**PROVIDED PASSAGE:**
_ _ _
This is Antifa: Journalist and Others Attacked at UW Event

The University of Washington became the latest scene of Antifa violence this week with an attack on a conservative reporter and several other people. Antifa often attacks reporters who are critical of their actions and the videotape shows at least one person bleeding after the attack on reporter, Jonathan Choe, and his team.

The attack came before an event Tuesday at the University of Washington featuring Charlie Kirk, founder of Turning Point USA, which released the video.

The University of Washington issued a statement that campus police “are busy keeping the Turning Point USA event and other areas of campus as safe as possible. We take any assault seriously, and UWPD will be investigating these incidents, gathering statements and video footage that may be available.”

Despite the denial of its existence by figures like Rep. Jerry Nadler (D., N.Y.), I have long written and spoken about the threat of Antifa to free speech on our campuses and in our communities. This includes testimony before Congress on Antifa’s central role in the anti-free speech movement nationally.

As I have written, it has long been the “Keyser Söze” of the anti-free speech movement, a loosely aligned group that employs measures to avoid easy detection or association.  Yet, FBI Director Chris Wray has repeatedly pushed back on the denials of Antifa’s work or violence. In one hearing, Wray stated “And we have quite a number” — and “Antifa is a real thing. It’s not a fiction.”
_ _ _
**RECORDS PROVIDED:**
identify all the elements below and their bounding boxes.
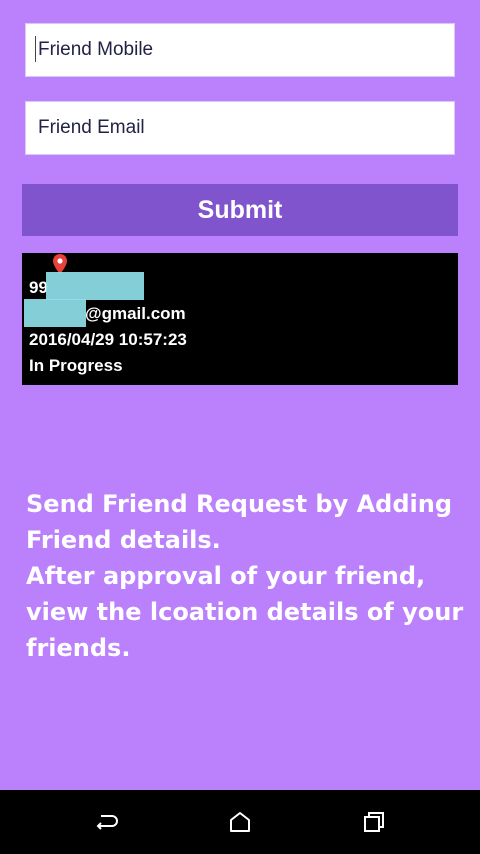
_ _ _
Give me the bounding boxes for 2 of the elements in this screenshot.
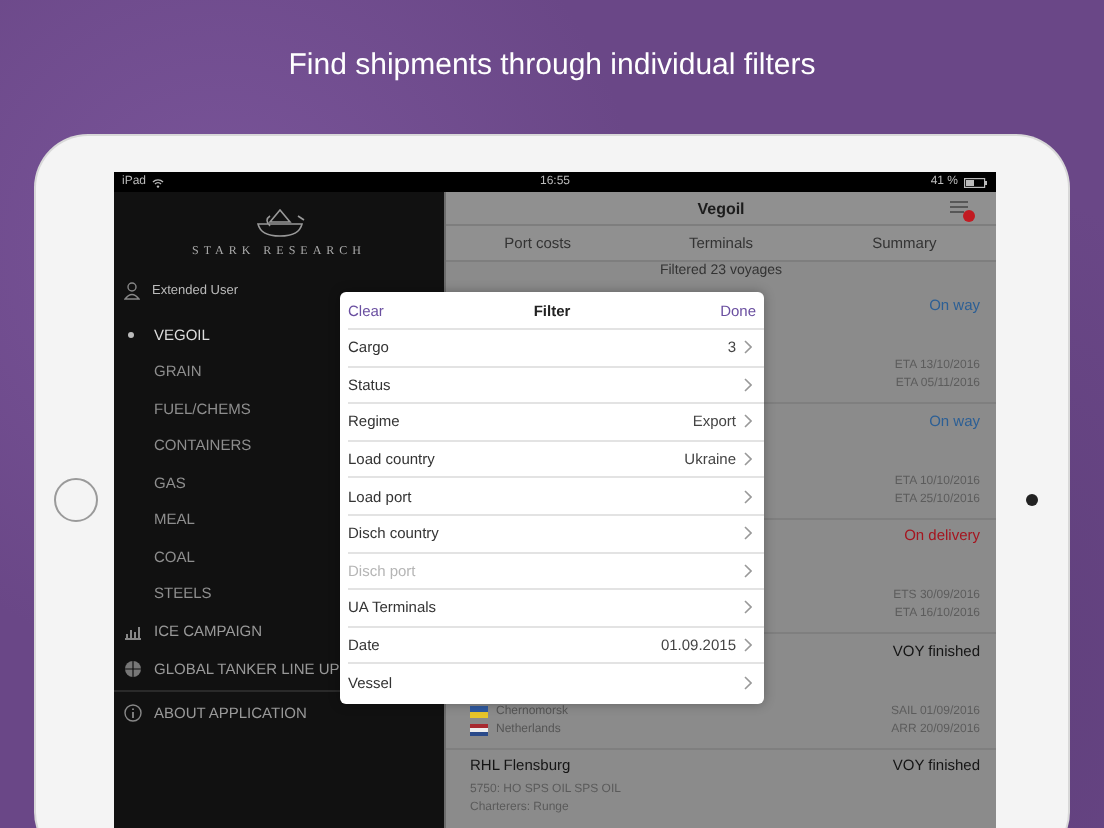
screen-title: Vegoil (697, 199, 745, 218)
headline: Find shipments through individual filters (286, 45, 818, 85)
_ _ _
**REQUIRED TASK 1:**
Answer each of the following from the article on the attack at the University of Washington event:
(a) What is the name of the reporter who was attacked?
(b) Which organization released the video?
(c) Which member of Congress does the article name as denying Antifa's existence?
**REQUIRED TASK 2:** Proceed with the article on the attack at the University of Washington event, starting after its final sentence.
The records play no part in what is asked here.

**RIGHT ANSWER 1:**
(a) Jonathan Choe
(b) Turning Point USA
(c) Rep. Jerry Nadler (D., N.Y.)

**RIGHT ANSWER 2:**
We have continued to follow the attacks and arrests of Antifa followers across the country.

Some Democrats have played a dangerous game in supporting or excusing the work of Antifa. Former Democratic National Committee deputy chair Keith Ellison, now the Minnesota attorney general, once said Antifa would “strike fear in the heart” of Trump. This was after Antifa had been involved in numerous acts of violence and its website was banned in Germany. His own son, Minneapolis City Council member Jeremiah Ellison, declared his allegiance to Antifa in the heat of the protests this summer. During a prior hearing, Democratic senators refused to clearly denounce Antifa and falsely suggested that the far right was the primary cause of recent violence. Likewise, Joe Biden has dismissed objections to Antifa as just “an idea.”

It is at its base a movement at war with free speech, defining the right itself as a tool of oppression. That purpose is evident in what is called the “bible” of the Antifa movement: Rutgers Professor Mark Bray’s Antifa: The Anti-Fascist Handbook.

Bray emphasizes the struggle of the movement against free speech: “At the heart of the anti-fascist outlook is a rejection of the classical liberal phrase that says, ‘I disapprove of what you say but I will defend to the death your right to say it.’”

Bray admits that “most Americans in Antifa have been anarchists or antiauthoritarian communists…  From that standpoint, ‘free speech’ as such is merely a bourgeois fantasy unworthy of consideration.” It is an illusion designed to promote what Antifa is resisting “white supremacy, hetero-patriarchy, ultra-nationalism, authoritarianism, and genocide.” Thus, all of these opposing figures are deemed fascistic and thus unworthy of being heard.

Bray quotes one Antifa member as summing up their approach to free speech as a “nonargument . . . you have the right to speak but you also have the right to be shut up.”

We previously discussed the case involving another Antifa member who was convicted after taking an ax to the door of Sen. John Hoeven’s office in Fargo. He was given no jail time, and the FBI even returned his ax. He later mocked the government by posting on social media “Look what the FBI were kind enough to give back to me!

For those who have sought to deny the existence of Antifa, this is Antifa.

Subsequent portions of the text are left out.